### Short task
Tally every line of the listing below that holds "Status", then give the tally alone.

### Data lines
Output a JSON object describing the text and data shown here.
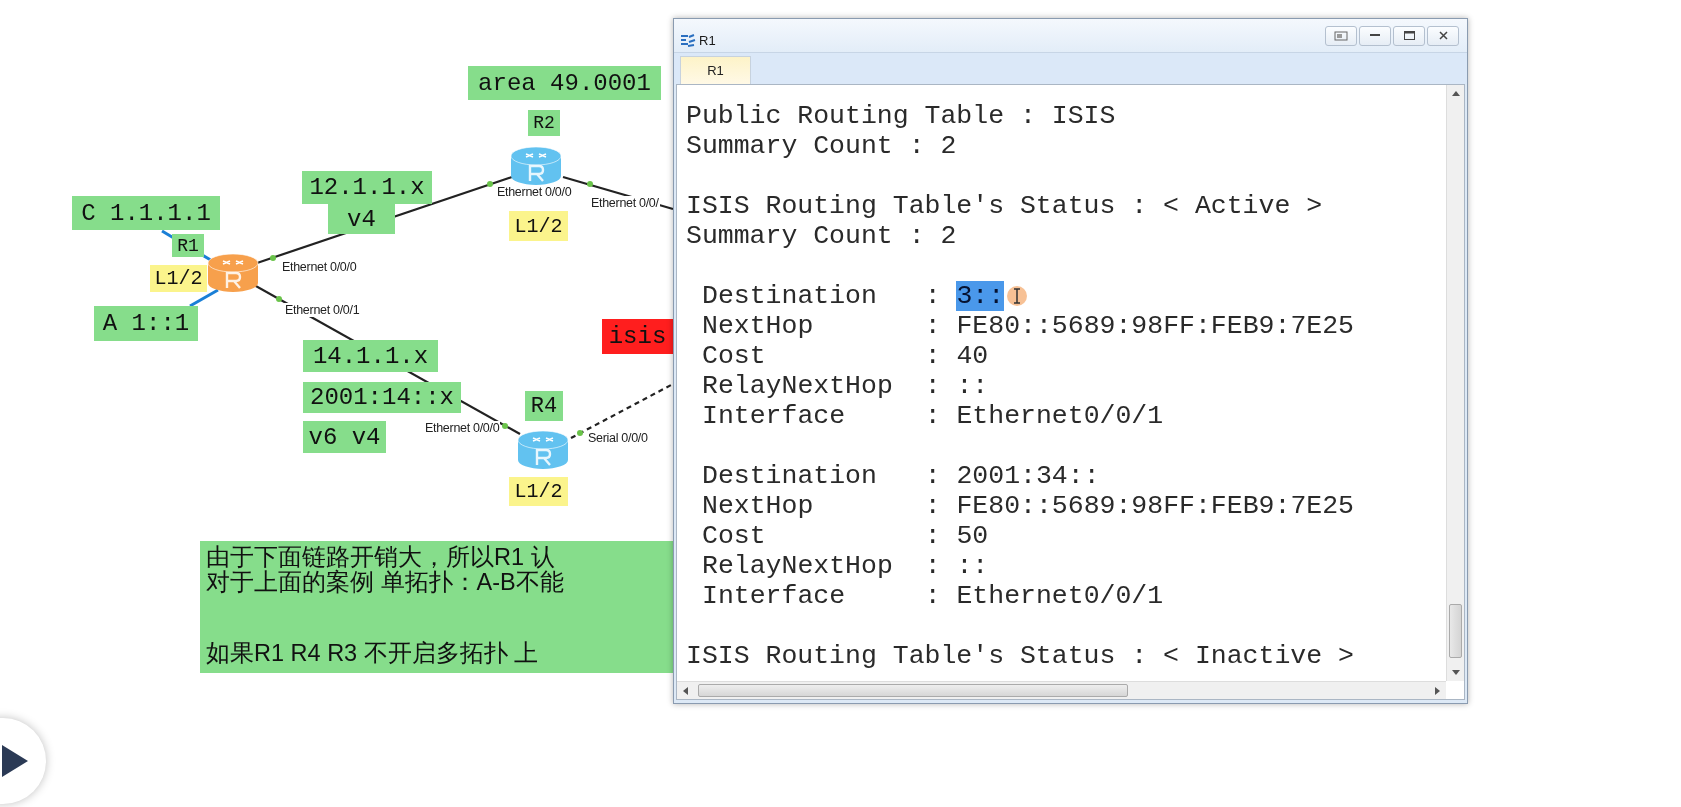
{
  "diagram": {
    "labels": [
      {
        "text": "area 49.0001",
        "kind": "note"
      },
      {
        "text": "R2",
        "kind": "note"
      },
      {
        "text": "12.1.1.x",
        "kind": "note"
      },
      {
        "text": "C 1.1.1.1",
        "kind": "note"
      },
      {
        "text": "v4",
        "kind": "note"
      },
      {
        "text": "L1/2",
        "kind": "level"
      },
      {
        "text": "R1",
        "kind": "note"
      },
      {
        "text": "L1/2",
        "kind": "level"
      },
      {
        "text": "A 1::1",
        "kind": "note"
      },
      {
        "text": "isis",
        "kind": "alert"
      },
      {
        "text": "14.1.1.x",
        "kind": "note"
      },
      {
        "text": "2001:14::x",
        "kind": "note"
      },
      {
        "text": "R4",
        "kind": "note"
      },
      {
        "text": "v6 v4",
        "kind": "note"
      },
      {
        "text": "L1/2",
        "kind": "level"
      }
    ],
    "routers": [
      {
        "color": "#f7a04c"
      },
      {
        "color": "#62c2f0"
      },
      {
        "color": "#62c2f0"
      }
    ],
    "ports": [
      "Ethernet 0/0/0",
      "Ethernet 0/0/1",
      "Ethernet 0/0/0",
      "Ethernet 0/0/",
      "Ethernet 0/0/0",
      "Serial 0/0/0"
    ]
  },
  "note": {
    "paragraphs": [
      [
        "由于下面链路开销大，所以R1 认",
        "对于上面的案例 单拓扑：A-B不能"
      ],
      [
        "如果R1 R4   R3 不开启多拓扑 上"
      ]
    ]
  },
  "terminal": {
    "title": "R1",
    "tabs": [
      {
        "label": "R1",
        "selected": true
      }
    ],
    "output": [
      {
        "kind": "line",
        "text": "Public Routing Table : ISIS"
      },
      {
        "kind": "line",
        "text": "Summary Count : 2"
      },
      {
        "kind": "gap"
      },
      {
        "kind": "line",
        "text": "ISIS Routing Table's Status : < Active >"
      },
      {
        "kind": "line",
        "text": "Summary Count : 2"
      },
      {
        "kind": "gap"
      },
      {
        "kind": "field",
        "label": "Destination",
        "sep": ":",
        "value": "3::",
        "selected": true
      },
      {
        "kind": "field",
        "label": "NextHop",
        "sep": ":",
        "value": "FE80::5689:98FF:FEB9:7E25",
        "selected": false
      },
      {
        "kind": "field",
        "label": "Cost",
        "sep": ":",
        "value": "40",
        "selected": false
      },
      {
        "kind": "field",
        "label": "RelayNextHop",
        "sep": ":",
        "value": "::",
        "selected": false
      },
      {
        "kind": "field",
        "label": "Interface",
        "sep": ":",
        "value": "Ethernet0/0/1",
        "selected": false
      },
      {
        "kind": "gap"
      },
      {
        "kind": "field",
        "label": "Destination",
        "sep": ":",
        "value": "2001:34::",
        "selected": false
      },
      {
        "kind": "field",
        "label": "NextHop",
        "sep": ":",
        "value": "FE80::5689:98FF:FEB9:7E25",
        "selected": false
      },
      {
        "kind": "field",
        "label": "Cost",
        "sep": ":",
        "value": "50",
        "selected": false
      },
      {
        "kind": "field",
        "label": "RelayNextHop",
        "sep": ":",
        "value": "::",
        "selected": false
      },
      {
        "kind": "field",
        "label": "Interface",
        "sep": ":",
        "value": "Ethernet0/0/1",
        "selected": false
      },
      {
        "kind": "gap"
      },
      {
        "kind": "line",
        "text": "ISIS Routing Table's Status : < Inactive >"
      }
    ]
  }
}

### Exercise answer
2